### Stated task 1
In the discussion about downvoted self-answers, what BIOS setting change made the Dell Inspiron laptop boot as expected?
### Stated task 2
Reproduce the passage of the discussion about downvoted self-answers starting at "What Zanna said" and ending at "were voted up.".

### Selected extract

Someone downvoted three of my answers to own questions in a row.

These are the answers:

For me it feels unfair. I am a Linux beginner and it was an effort to find the solutions and I wanted to share them.

Why the downvotes? Is it considered bad practice to write answers to (unanswered) own questions?

• It might be because they're somewhat trivial questions and answers, that probably won't help very many people. I'd close the first two as "went away on its own" because the answers seem to basically be "I got rid of the problem by avoiding it." – TheWanderer Feb 14 '17 at 18:08
• Trivial is relative. I had never used Linux before. Can a problem be trivial if one needs multiple hours or even days to solve it? Is there a minimum user experience level expected in AskUbuntu? – Silicomancer Feb 14 '17 at 18:18
• No, but there is an expectation of how helpful the answer will actually be. Uninstalling the problem program isn't necessarily a good solution, and it doesn't really have much detail either. While answers don't need to be detailed all the time, it's better to try to make something out of the solution (maybe an explanation of the process), rather than saying "do this." I'm sure someone else will be able to explain it better. – TheWanderer Feb 14 '17 at 18:20
• @Zacharee1 - the second one could be closed, the first one should be valid. The thirds fine, you may want to chuck in a screenshot and explainations etc for even newer users who don't know what menu or where to look. For finding english screenshots you can search for images on the web (e.g. mtekk.us/wp-content/uploads/2012/07/right_click_menu.png ), but checking image permissions may be necessary – Wilf Feb 19 '17 at 11:10
• upvoted your questions and answers as they are perfectly fine for this format. Your 'download' question, the second one, is a bit too localised, if you ask me though, so that could trigger downvotes. – don.joey Feb 22 '17 at 10:09
• You should ask yourself if this is a question that a lot of people may ask, and if the answer is general enough to help those many people. From how you've phrased some of it this doesn't seem to be the basis for the questions and answers, they are too specific so people will downvote them as not useful. Here's a good rule of thumb: can you learn something from this question even if you don't have the issue? If yes, it's probably a good question. If no, hold it or make it more generally interesting. – pzkpfw Feb 23 '17 at 0:46

What Zanna said is 100% correct and self answers are encouraged but the down votes have nothing to do with self answers, as the questions were voted up.

Dell Inspiron does not go into GRUB after shutdown from Kubuntu

I think I found the answer. I disabled to Legacy ROM option in the BIOS settings while leaving UEFI enabled. After reinstallation the laptop now boots as expected.

### Supplied material
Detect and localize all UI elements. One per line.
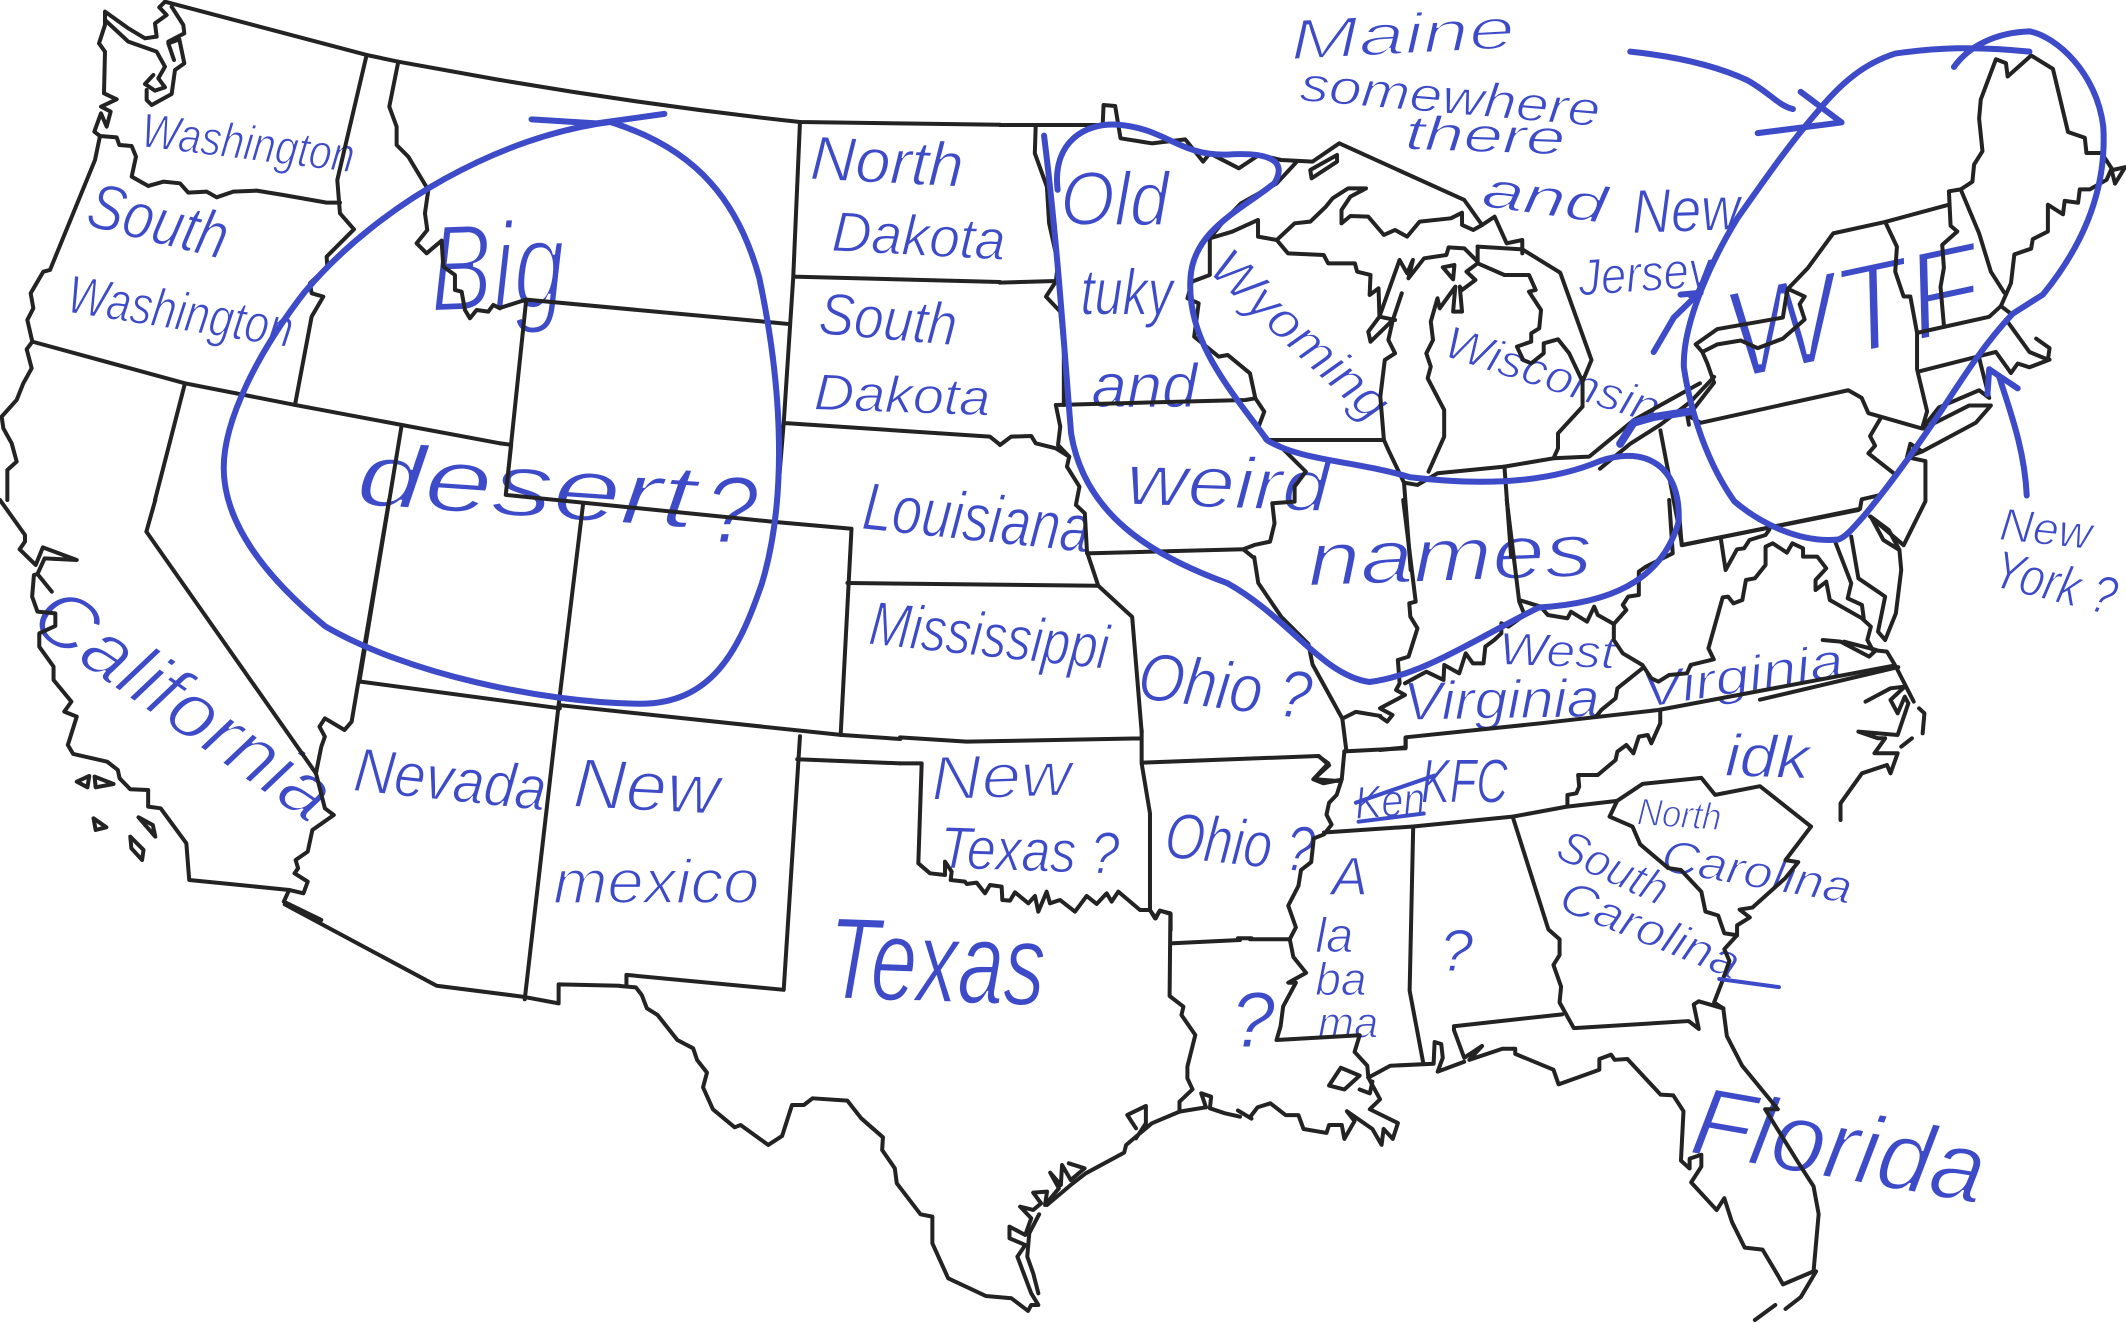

### Full solution 1
The Legacy ROM option was disabled while UEFI stayed enabled.

### Full solution 2
What Zanna said is 100% correct and self answers are encouraged but the down votes have nothing to do with self answers, as the questions were voted up.